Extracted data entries
----
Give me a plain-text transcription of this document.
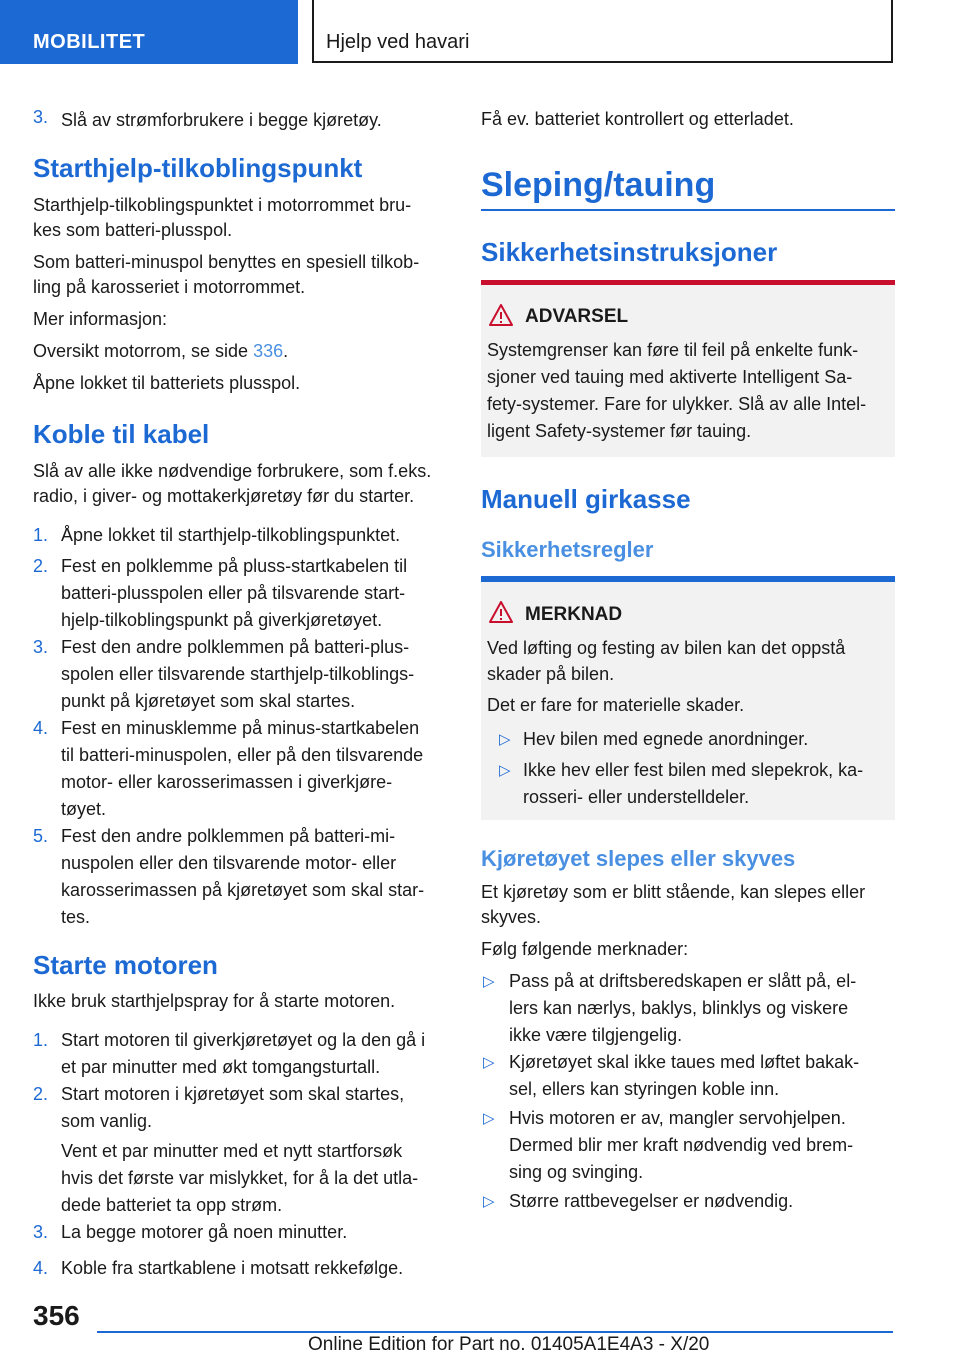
MOBILITET	Hjelp ved havari
3. Slå av strømforbrukere i begge kjøretøy.
Starthjelp-tilkoblingspunkt

Starthjelp-tilkoblingspunktet i motorrommet bru-

kes som batteri-plusspol.

Som batteri-minuspol benyttes en spesiell tilkob-

ling på karosseriet i motorrommet.

Mer informasjon:

Oversikt motorrom, se side 336.

Åpne lokket til batteriets plusspol.

Koble til kabel

Slå av alle ikke nødvendige forbrukere, som f.eks.

radio, i giver- og mottakerkjøretøy før du starter.

1. Åpne lokket til starthjelp-tilkoblingspunktet.
2. Fest en polklemme på pluss-startkabelen til
batteri-plusspolen eller på tilsvarende start-
hjelp-tilkoblingspunkt på giverkjøretøyet.
3. Fest den andre polklemmen på batteri-plus-
spolen eller tilsvarende starthjelp-tilkoblings-
punkt på kjøretøyet som skal startes.
4. Fest en minusklemme på minus-startkabelen
til batteri-minuspolen, eller på den tilsvarende
motor- eller karosserimassen i giverkjøre-
tøyet.
5. Fest den andre polklemmen på batteri-mi-
nuspolen eller den tilsvarende motor- eller
karosserimassen på kjøretøyet som skal star-
tes.
Starte motoren

Ikke bruk starthjelpspray for å starte motoren.

1. Start motoren til giverkjøretøyet og la den gå i
et par minutter med økt tomgangsturtall.
2. Start motoren i kjøretøyet som skal startes,
som vanlig.
Vent et par minutter med et nytt startforsøk
hvis det første var mislykket, for å la det utla-
dede batteriet ta opp strøm.
3. La begge motorer gå noen minutter.
4. Koble fra startkablene i motsatt rekkefølge.

Få ev. batteriet kontrollert og etterladet.

Sleping/tauing
Sikkerhetsinstruksjoner
ADVARSEL
Systemgrenser kan føre til feil på enkelte funk-
sjoner ved tauing med aktiverte Intelligent Sa-
fety-systemer. Fare for ulykker. Slå av alle Intel-
ligent Safety-systemer før tauing.
Manuell girkasse
Sikkerhetsregler
MERKNAD
Ved løfting og festing av bilen kan det oppstå
skader på bilen.

Det er fare for materielle skader.

▷ Hev bilen med egnede anordninger.
▷ Ikke hev eller fest bilen med slepekrok, ka-
rosseri- eller understelldeler.
Kjøretøyet slepes eller skyves

Et kjøretøy som er blitt stående, kan slepes eller

skyves.

Følg følgende merknader:

▷ Pass på at driftsberedskapen er slått på, el-
lers kan nærlys, baklys, blinklys og viskere
ikke være tilgjengelig.
▷ Kjøretøyet skal ikke taues med løftet bakak-
sel, ellers kan styringen koble inn.
▷ Hvis motoren er av, mangler servohjelpen.
Dermed blir mer kraft nødvendig ved brem-
sing og svinging.
▷ Større rattbevegelser er nødvendig.
356
Online Edition for Part no. 01405A1E4A3 - X/20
----
## The request
Quote in full the listing given above; the images are to be left out.

## Result of this task
Give me a plain-text transcription of this document.
MOBILITET	Hjelp ved havari
3. Slå av strømforbrukere i begge kjøretøy.
Starthjelp-tilkoblingspunkt

Starthjelp-tilkoblingspunktet i motorrommet bru-

kes som batteri-plusspol.

Som batteri-minuspol benyttes en spesiell tilkob-

ling på karosseriet i motorrommet.

Mer informasjon:

Oversikt motorrom, se side 336.

Åpne lokket til batteriets plusspol.

Koble til kabel

Slå av alle ikke nødvendige forbrukere, som f.eks.

radio, i giver- og mottakerkjøretøy før du starter.

1. Åpne lokket til starthjelp-tilkoblingspunktet.
2. Fest en polklemme på pluss-startkabelen til
batteri-plusspolen eller på tilsvarende start-
hjelp-tilkoblingspunkt på giverkjøretøyet.
3. Fest den andre polklemmen på batteri-plus-
spolen eller tilsvarende starthjelp-tilkoblings-
punkt på kjøretøyet som skal startes.
4. Fest en minusklemme på minus-startkabelen
til batteri-minuspolen, eller på den tilsvarende
motor- eller karosserimassen i giverkjøre-
tøyet.
5. Fest den andre polklemmen på batteri-mi-
nuspolen eller den tilsvarende motor- eller
karosserimassen på kjøretøyet som skal star-
tes.
Starte motoren

Ikke bruk starthjelpspray for å starte motoren.

1. Start motoren til giverkjøretøyet og la den gå i
et par minutter med økt tomgangsturtall.
2. Start motoren i kjøretøyet som skal startes,
som vanlig.
Vent et par minutter med et nytt startforsøk
hvis det første var mislykket, for å la det utla-
dede batteriet ta opp strøm.
3. La begge motorer gå noen minutter.
4. Koble fra startkablene i motsatt rekkefølge.

Få ev. batteriet kontrollert og etterladet.

Sleping/tauing
Sikkerhetsinstruksjoner
ADVARSEL
Systemgrenser kan føre til feil på enkelte funk-
sjoner ved tauing med aktiverte Intelligent Sa-
fety-systemer. Fare for ulykker. Slå av alle Intel-
ligent Safety-systemer før tauing.
Manuell girkasse
Sikkerhetsregler
MERKNAD
Ved løfting og festing av bilen kan det oppstå
skader på bilen.

Det er fare for materielle skader.

▷ Hev bilen med egnede anordninger.
▷ Ikke hev eller fest bilen med slepekrok, ka-
rosseri- eller understelldeler.
Kjøretøyet slepes eller skyves

Et kjøretøy som er blitt stående, kan slepes eller

skyves.

Følg følgende merknader:

▷ Pass på at driftsberedskapen er slått på, el-
lers kan nærlys, baklys, blinklys og viskere
ikke være tilgjengelig.
▷ Kjøretøyet skal ikke taues med løftet bakak-
sel, ellers kan styringen koble inn.
▷ Hvis motoren er av, mangler servohjelpen.
Dermed blir mer kraft nødvendig ved brem-
sing og svinging.
▷ Større rattbevegelser er nødvendig.
356
Online Edition for Part no. 01405A1E4A3 - X/20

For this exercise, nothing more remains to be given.